::: EXCERPTED RECORDS

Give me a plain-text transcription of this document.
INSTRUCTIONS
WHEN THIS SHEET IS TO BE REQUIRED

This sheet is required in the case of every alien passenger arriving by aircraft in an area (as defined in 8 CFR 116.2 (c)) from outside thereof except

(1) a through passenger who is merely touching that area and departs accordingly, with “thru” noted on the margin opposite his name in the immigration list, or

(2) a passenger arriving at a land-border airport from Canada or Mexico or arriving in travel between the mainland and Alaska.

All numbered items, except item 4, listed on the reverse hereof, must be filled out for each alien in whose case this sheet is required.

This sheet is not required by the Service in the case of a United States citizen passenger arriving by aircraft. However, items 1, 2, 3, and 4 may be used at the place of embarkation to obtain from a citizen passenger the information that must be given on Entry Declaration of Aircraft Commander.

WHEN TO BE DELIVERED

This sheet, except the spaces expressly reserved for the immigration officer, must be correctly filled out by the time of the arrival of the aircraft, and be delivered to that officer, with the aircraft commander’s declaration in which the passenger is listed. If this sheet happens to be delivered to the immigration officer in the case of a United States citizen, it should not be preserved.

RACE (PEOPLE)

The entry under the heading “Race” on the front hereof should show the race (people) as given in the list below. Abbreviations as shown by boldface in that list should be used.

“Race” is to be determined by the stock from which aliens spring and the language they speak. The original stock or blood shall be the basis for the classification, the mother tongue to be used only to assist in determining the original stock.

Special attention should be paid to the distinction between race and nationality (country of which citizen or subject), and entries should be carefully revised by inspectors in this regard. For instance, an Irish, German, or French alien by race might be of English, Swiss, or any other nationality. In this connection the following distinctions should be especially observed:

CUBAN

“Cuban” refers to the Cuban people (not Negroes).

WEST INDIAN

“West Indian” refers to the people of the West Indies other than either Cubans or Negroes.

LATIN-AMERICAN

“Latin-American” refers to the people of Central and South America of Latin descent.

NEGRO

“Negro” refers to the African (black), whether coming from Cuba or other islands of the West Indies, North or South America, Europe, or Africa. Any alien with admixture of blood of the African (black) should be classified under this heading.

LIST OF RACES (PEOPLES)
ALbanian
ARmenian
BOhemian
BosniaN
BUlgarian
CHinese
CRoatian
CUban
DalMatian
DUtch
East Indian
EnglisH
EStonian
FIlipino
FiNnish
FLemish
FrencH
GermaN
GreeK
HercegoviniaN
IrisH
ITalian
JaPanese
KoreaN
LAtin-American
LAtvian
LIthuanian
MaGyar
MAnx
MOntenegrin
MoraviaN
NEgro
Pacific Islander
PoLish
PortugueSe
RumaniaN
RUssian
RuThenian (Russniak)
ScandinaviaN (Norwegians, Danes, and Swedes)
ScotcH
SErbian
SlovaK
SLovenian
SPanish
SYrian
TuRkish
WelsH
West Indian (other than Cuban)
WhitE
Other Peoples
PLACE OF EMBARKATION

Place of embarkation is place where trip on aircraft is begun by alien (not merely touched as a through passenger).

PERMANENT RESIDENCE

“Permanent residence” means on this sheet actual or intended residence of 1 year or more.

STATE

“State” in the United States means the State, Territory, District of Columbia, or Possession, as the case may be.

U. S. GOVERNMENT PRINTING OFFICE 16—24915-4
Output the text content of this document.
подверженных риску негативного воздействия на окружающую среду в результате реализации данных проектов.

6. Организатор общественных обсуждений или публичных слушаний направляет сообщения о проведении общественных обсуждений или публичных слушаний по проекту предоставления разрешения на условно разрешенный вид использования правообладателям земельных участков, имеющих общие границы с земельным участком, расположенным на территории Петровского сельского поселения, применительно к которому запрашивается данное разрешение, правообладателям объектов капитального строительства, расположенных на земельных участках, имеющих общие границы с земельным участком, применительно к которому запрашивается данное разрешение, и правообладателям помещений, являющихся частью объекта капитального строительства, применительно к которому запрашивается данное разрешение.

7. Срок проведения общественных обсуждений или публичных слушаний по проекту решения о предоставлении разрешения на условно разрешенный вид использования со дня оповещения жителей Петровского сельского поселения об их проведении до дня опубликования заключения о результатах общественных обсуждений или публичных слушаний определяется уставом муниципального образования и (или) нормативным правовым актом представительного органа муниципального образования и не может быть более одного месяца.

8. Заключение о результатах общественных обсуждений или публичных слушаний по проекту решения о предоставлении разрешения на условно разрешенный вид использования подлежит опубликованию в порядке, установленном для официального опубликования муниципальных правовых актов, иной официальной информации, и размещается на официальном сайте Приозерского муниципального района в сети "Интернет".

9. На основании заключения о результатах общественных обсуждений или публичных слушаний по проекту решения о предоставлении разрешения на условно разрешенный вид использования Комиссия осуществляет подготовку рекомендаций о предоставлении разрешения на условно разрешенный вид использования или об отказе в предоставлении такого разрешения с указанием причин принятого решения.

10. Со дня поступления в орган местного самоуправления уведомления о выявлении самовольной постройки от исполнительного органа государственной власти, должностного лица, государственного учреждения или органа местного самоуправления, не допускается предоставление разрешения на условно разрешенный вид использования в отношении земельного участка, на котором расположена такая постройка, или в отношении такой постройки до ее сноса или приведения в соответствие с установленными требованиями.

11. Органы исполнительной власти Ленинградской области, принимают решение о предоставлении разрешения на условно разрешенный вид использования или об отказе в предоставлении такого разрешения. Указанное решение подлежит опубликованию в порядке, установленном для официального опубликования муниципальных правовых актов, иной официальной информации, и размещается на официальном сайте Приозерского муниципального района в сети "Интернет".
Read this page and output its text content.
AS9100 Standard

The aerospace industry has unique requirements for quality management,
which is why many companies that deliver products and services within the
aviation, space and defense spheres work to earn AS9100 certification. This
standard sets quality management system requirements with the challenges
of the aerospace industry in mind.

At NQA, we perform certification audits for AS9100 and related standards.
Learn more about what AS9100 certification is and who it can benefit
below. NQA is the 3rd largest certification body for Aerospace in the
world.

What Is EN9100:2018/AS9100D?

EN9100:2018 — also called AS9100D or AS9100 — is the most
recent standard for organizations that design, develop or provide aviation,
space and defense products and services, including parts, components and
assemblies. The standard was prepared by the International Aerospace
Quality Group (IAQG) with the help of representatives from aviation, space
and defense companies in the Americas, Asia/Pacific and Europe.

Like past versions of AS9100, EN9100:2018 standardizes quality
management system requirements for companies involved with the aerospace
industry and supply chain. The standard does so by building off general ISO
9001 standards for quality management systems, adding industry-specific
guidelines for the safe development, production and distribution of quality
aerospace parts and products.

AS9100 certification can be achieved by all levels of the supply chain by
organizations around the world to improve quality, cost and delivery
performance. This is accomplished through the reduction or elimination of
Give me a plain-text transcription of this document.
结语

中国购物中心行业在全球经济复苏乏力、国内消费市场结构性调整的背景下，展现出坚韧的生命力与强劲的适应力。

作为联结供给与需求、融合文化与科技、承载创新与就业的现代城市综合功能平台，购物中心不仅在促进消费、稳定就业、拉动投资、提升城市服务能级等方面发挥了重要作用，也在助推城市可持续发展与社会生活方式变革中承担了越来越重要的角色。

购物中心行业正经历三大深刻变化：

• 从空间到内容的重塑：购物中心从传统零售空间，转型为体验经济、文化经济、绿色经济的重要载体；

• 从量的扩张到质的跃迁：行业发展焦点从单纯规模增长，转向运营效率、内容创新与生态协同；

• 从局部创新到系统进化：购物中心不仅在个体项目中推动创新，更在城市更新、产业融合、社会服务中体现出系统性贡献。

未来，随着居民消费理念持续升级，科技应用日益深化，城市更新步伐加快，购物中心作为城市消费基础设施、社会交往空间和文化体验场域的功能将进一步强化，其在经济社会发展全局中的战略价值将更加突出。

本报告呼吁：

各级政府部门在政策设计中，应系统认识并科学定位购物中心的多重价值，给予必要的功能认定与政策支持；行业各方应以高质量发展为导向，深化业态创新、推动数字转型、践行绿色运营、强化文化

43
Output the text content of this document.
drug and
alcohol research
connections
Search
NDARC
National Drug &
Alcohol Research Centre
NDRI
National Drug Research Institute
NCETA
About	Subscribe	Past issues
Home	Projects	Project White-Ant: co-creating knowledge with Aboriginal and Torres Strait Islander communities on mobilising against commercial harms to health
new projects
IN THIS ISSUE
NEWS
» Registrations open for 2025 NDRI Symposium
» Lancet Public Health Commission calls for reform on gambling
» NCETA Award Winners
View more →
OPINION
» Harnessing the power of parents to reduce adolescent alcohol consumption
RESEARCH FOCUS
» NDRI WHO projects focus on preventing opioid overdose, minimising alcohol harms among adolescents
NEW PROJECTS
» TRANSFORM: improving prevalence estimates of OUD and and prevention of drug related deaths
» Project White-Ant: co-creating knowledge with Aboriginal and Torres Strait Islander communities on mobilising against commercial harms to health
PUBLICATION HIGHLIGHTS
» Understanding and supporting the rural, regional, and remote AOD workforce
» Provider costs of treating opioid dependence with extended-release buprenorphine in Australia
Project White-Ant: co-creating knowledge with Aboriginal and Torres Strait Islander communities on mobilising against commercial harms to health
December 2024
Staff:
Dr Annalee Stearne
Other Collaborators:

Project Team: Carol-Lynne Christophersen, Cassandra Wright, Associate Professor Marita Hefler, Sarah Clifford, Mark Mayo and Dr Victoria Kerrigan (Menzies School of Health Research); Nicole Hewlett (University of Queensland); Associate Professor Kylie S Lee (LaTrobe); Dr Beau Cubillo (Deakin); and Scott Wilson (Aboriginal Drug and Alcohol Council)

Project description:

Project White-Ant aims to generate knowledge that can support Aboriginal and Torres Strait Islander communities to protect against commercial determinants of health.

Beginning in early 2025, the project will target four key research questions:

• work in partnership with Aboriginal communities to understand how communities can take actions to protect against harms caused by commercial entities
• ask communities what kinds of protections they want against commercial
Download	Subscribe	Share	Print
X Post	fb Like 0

::::::

Find every line that includes the string "supply". Report how many there are and nothing else.

2